What the task asks: Locate the word "requirements" in the entries below, then gather every line that holds it.
▼
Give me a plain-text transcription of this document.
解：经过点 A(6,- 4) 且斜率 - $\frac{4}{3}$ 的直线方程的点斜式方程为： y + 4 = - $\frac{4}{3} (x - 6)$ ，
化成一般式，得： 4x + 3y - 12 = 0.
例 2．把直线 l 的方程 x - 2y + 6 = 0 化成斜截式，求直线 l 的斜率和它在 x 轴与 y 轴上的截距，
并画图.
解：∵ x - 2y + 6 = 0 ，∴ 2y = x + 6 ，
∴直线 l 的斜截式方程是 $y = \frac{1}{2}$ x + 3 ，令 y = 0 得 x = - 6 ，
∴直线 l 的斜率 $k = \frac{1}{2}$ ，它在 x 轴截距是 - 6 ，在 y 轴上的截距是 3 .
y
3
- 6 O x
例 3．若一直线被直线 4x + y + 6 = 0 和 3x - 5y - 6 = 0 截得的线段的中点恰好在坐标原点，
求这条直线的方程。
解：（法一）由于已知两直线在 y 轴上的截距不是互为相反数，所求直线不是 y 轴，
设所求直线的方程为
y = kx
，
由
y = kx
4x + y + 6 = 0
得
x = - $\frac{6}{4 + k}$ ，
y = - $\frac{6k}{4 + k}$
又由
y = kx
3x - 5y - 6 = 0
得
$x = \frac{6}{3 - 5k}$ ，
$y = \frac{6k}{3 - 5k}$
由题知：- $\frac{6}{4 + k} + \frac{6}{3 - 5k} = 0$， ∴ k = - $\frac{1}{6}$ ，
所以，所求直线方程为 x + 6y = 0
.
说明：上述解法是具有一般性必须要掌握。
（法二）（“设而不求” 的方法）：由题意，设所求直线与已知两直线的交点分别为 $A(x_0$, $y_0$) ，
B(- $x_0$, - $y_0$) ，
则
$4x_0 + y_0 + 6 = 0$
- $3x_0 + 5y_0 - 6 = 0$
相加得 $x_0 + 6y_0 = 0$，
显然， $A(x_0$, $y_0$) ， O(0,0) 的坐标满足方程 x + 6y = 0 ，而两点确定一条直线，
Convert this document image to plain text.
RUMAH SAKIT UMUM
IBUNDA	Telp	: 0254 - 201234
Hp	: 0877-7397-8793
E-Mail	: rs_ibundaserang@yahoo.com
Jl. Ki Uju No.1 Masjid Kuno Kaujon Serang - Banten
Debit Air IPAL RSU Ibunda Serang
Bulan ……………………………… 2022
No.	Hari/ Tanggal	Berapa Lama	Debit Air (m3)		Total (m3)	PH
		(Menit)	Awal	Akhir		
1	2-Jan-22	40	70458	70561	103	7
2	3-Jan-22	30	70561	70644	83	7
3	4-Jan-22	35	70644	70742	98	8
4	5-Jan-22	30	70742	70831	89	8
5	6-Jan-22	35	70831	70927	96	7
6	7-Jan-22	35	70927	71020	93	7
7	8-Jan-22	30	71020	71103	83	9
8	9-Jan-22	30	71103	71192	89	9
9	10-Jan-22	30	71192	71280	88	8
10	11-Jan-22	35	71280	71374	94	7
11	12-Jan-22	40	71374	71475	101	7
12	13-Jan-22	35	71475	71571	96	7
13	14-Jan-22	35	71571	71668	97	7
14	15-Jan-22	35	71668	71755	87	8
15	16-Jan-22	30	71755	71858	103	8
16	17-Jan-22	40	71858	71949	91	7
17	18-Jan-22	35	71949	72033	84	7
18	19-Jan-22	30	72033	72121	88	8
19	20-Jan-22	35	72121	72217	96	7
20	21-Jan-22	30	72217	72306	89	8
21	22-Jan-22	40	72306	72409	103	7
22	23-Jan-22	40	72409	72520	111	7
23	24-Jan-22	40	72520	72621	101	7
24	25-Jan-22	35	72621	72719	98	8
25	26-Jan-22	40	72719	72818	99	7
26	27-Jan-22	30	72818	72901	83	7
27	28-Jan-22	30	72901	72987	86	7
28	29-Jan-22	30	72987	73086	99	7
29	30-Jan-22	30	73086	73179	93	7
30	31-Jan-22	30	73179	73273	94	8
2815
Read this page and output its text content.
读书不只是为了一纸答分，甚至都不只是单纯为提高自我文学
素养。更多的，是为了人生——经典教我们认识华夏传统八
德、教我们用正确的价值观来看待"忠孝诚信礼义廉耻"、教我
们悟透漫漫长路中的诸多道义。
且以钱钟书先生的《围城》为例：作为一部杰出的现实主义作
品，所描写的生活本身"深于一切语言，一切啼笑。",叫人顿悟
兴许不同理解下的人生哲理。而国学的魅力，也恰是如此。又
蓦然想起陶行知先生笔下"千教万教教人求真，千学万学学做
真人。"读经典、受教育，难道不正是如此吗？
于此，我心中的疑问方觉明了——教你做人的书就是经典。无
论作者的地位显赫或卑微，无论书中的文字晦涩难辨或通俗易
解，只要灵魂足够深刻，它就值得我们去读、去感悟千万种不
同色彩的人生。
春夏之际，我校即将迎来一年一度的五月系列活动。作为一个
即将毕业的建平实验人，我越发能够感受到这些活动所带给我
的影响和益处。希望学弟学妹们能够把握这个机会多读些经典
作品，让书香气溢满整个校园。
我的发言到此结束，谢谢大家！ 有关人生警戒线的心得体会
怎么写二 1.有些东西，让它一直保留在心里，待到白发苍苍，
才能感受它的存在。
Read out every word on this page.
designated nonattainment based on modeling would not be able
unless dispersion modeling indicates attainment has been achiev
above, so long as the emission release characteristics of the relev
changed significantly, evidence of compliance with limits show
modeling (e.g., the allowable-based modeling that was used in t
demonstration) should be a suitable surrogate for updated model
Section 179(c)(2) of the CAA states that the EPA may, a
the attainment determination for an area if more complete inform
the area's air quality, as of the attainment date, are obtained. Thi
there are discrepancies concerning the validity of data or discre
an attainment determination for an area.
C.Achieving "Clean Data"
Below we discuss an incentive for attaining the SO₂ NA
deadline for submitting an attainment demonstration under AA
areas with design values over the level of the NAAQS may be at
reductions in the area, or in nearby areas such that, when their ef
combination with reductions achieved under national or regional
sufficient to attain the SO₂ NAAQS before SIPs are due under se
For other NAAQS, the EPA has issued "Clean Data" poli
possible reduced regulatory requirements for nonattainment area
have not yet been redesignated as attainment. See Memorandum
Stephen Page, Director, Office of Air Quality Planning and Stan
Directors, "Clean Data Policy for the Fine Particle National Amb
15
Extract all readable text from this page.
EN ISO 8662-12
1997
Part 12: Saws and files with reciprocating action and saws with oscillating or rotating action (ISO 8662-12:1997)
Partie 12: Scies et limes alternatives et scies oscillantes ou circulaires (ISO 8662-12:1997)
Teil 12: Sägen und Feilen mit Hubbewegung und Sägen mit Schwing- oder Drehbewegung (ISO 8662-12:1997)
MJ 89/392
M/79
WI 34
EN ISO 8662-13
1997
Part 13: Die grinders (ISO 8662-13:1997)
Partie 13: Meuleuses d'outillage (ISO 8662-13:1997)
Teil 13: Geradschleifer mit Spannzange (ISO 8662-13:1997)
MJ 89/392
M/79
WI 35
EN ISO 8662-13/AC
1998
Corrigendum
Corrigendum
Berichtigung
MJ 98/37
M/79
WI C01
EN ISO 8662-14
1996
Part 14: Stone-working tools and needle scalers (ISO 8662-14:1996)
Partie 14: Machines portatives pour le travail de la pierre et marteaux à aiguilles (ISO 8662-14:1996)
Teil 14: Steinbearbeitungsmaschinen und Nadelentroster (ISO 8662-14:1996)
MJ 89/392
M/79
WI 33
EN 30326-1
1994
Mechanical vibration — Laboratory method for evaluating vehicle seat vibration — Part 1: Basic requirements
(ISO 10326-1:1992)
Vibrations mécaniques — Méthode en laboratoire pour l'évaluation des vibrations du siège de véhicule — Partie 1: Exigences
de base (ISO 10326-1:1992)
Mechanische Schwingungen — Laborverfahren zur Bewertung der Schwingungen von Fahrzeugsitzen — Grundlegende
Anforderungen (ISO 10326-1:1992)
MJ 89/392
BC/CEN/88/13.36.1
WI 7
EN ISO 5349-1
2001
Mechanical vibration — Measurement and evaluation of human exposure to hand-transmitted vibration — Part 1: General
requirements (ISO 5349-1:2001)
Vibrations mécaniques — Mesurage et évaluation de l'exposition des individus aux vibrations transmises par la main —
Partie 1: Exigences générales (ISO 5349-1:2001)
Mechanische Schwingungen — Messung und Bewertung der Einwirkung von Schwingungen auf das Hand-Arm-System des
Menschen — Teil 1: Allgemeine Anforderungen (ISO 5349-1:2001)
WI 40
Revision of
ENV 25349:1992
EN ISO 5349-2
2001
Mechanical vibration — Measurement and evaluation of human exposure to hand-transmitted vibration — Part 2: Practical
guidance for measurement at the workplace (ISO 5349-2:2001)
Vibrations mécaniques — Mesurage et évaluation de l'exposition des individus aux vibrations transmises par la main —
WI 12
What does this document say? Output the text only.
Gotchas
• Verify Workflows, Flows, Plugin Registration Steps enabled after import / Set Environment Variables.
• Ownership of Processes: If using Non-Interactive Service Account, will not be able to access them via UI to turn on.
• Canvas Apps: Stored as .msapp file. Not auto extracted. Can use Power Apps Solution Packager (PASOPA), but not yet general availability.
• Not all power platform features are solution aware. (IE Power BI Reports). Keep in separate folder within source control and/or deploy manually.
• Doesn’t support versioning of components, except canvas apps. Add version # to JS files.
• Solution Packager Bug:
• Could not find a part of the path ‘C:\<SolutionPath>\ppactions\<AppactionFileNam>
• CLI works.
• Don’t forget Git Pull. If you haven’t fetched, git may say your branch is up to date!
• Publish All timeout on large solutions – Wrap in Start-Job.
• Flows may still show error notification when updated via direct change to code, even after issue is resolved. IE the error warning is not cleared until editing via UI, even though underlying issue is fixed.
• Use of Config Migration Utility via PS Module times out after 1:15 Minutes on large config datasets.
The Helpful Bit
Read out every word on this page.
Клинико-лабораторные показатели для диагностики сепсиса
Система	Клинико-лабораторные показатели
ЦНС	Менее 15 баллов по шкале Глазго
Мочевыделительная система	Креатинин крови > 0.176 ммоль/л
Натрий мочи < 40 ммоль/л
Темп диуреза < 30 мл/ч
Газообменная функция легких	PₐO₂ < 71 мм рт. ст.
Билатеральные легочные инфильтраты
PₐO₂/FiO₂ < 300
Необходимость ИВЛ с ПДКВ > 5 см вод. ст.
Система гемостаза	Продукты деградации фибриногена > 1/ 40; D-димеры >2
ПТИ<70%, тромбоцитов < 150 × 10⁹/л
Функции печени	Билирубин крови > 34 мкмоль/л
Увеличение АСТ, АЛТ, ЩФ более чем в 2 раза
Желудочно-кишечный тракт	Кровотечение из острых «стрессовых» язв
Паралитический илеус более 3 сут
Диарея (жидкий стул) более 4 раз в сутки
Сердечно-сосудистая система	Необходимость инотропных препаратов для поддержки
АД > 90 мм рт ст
▲
Finished task:
possible reduced regulatory requirements for nonattainment area
Mechanical vibration — Laboratory method for evaluating vehicle seat vibration — Part 1: Basic requirements
requirements (ISO 5349-1:2001)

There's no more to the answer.